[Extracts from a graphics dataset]

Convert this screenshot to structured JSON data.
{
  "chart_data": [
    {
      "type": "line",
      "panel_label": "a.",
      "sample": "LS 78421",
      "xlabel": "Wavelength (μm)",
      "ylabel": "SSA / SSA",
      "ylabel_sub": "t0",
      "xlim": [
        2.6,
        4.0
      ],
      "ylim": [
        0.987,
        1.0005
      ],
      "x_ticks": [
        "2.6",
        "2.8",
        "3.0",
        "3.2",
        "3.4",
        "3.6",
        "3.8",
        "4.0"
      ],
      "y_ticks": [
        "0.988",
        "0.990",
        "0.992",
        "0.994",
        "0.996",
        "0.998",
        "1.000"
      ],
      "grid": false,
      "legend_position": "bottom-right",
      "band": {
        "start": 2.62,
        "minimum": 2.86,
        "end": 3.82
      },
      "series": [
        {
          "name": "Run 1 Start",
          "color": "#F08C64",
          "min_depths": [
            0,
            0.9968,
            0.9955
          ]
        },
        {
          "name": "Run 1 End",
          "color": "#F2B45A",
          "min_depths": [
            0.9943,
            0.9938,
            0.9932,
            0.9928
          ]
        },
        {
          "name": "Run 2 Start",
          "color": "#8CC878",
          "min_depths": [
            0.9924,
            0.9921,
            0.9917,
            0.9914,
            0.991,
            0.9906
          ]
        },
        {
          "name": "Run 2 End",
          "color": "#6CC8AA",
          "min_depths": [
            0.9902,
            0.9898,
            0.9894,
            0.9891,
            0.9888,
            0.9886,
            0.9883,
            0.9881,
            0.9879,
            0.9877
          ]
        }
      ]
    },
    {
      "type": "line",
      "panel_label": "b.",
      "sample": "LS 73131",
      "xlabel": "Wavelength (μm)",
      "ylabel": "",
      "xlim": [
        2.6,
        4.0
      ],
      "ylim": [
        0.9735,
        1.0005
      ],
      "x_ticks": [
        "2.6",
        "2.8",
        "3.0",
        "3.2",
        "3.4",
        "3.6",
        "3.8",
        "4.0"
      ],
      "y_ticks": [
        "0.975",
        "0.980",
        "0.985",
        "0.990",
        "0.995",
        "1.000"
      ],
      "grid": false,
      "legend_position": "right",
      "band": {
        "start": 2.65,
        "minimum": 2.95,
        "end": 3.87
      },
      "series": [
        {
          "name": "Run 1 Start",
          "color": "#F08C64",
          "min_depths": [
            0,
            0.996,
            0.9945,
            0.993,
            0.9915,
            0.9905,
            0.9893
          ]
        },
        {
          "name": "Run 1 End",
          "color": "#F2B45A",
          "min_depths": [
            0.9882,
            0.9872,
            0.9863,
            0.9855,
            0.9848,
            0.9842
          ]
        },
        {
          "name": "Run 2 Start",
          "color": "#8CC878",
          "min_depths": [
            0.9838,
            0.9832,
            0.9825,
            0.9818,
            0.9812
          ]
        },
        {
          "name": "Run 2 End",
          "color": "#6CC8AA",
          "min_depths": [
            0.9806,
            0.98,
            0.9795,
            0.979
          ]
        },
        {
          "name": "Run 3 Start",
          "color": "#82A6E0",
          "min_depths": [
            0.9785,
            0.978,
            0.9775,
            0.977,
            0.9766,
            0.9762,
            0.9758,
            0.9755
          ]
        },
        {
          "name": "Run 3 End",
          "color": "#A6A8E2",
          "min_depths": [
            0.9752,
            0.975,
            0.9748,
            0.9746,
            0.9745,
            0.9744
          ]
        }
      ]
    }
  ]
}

Task brief
Restate all of the entries above precisely.

Written solution
Convert this screenshot to structured JSON data.
{
  "chart_data": [
    {
      "type": "line",
      "panel_label": "a.",
      "sample": "LS 78421",
      "xlabel": "Wavelength (μm)",
      "ylabel": "SSA / SSA",
      "ylabel_sub": "t0",
      "xlim": [
        2.6,
        4.0
      ],
      "ylim": [
        0.987,
        1.0005
      ],
      "x_ticks": [
        "2.6",
        "2.8",
        "3.0",
        "3.2",
        "3.4",
        "3.6",
        "3.8",
        "4.0"
      ],
      "y_ticks": [
        "0.988",
        "0.990",
        "0.992",
        "0.994",
        "0.996",
        "0.998",
        "1.000"
      ],
      "grid": false,
      "legend_position": "bottom-right",
      "band": {
        "start": 2.62,
        "minimum": 2.86,
        "end": 3.82
      },
      "series": [
        {
          "name": "Run 1 Start",
          "color": "#F08C64",
          "min_depths": [
            0,
            0.9968,
            0.9955
          ]
        },
        {
          "name": "Run 1 End",
          "color": "#F2B45A",
          "min_depths": [
            0.9943,
            0.9938,
            0.9932,
            0.9928
          ]
        },
        {
          "name": "Run 2 Start",
          "color": "#8CC878",
          "min_depths": [
            0.9924,
            0.9921,
            0.9917,
            0.9914,
            0.991,
            0.9906
          ]
        },
        {
          "name": "Run 2 End",
          "color": "#6CC8AA",
          "min_depths": [
            0.9902,
            0.9898,
            0.9894,
            0.9891,
            0.9888,
            0.9886,
            0.9883,
            0.9881,
            0.9879,
            0.9877
          ]
        }
      ]
    },
    {
      "type": "line",
      "panel_label": "b.",
      "sample": "LS 73131",
      "xlabel": "Wavelength (μm)",
      "ylabel": "",
      "xlim": [
        2.6,
        4.0
      ],
      "ylim": [
        0.9735,
        1.0005
      ],
      "x_ticks": [
        "2.6",
        "2.8",
        "3.0",
        "3.2",
        "3.4",
        "3.6",
        "3.8",
        "4.0"
      ],
      "y_ticks": [
        "0.975",
        "0.980",
        "0.985",
        "0.990",
        "0.995",
        "1.000"
      ],
      "grid": false,
      "legend_position": "right",
      "band": {
        "start": 2.65,
        "minimum": 2.95,
        "end": 3.87
      },
      "series": [
        {
          "name": "Run 1 Start",
          "color": "#F08C64",
          "min_depths": [
            0,
            0.996,
            0.9945,
            0.993,
            0.9915,
            0.9905,
            0.9893
          ]
        },
        {
          "name": "Run 1 End",
          "color": "#F2B45A",
          "min_depths": [
            0.9882,
            0.9872,
            0.9863,
            0.9855,
            0.9848,
            0.9842
          ]
        },
        {
          "name": "Run 2 Start",
          "color": "#8CC878",
          "min_depths": [
            0.9838,
            0.9832,
            0.9825,
            0.9818,
            0.9812
          ]
        },
        {
          "name": "Run 2 End",
          "color": "#6CC8AA",
          "min_depths": [
            0.9806,
            0.98,
            0.9795,
            0.979
          ]
        },
        {
          "name": "Run 3 Start",
          "color": "#82A6E0",
          "min_depths": [
            0.9785,
            0.978,
            0.9775,
            0.977,
            0.9766,
            0.9762,
            0.9758,
            0.9755
          ]
        },
        {
          "name": "Run 3 End",
          "color": "#A6A8E2",
          "min_depths": [
            0.9752,
            0.975,
            0.9748,
            0.9746,
            0.9745,
            0.9744
          ]
        }
      ]
    }
  ]
}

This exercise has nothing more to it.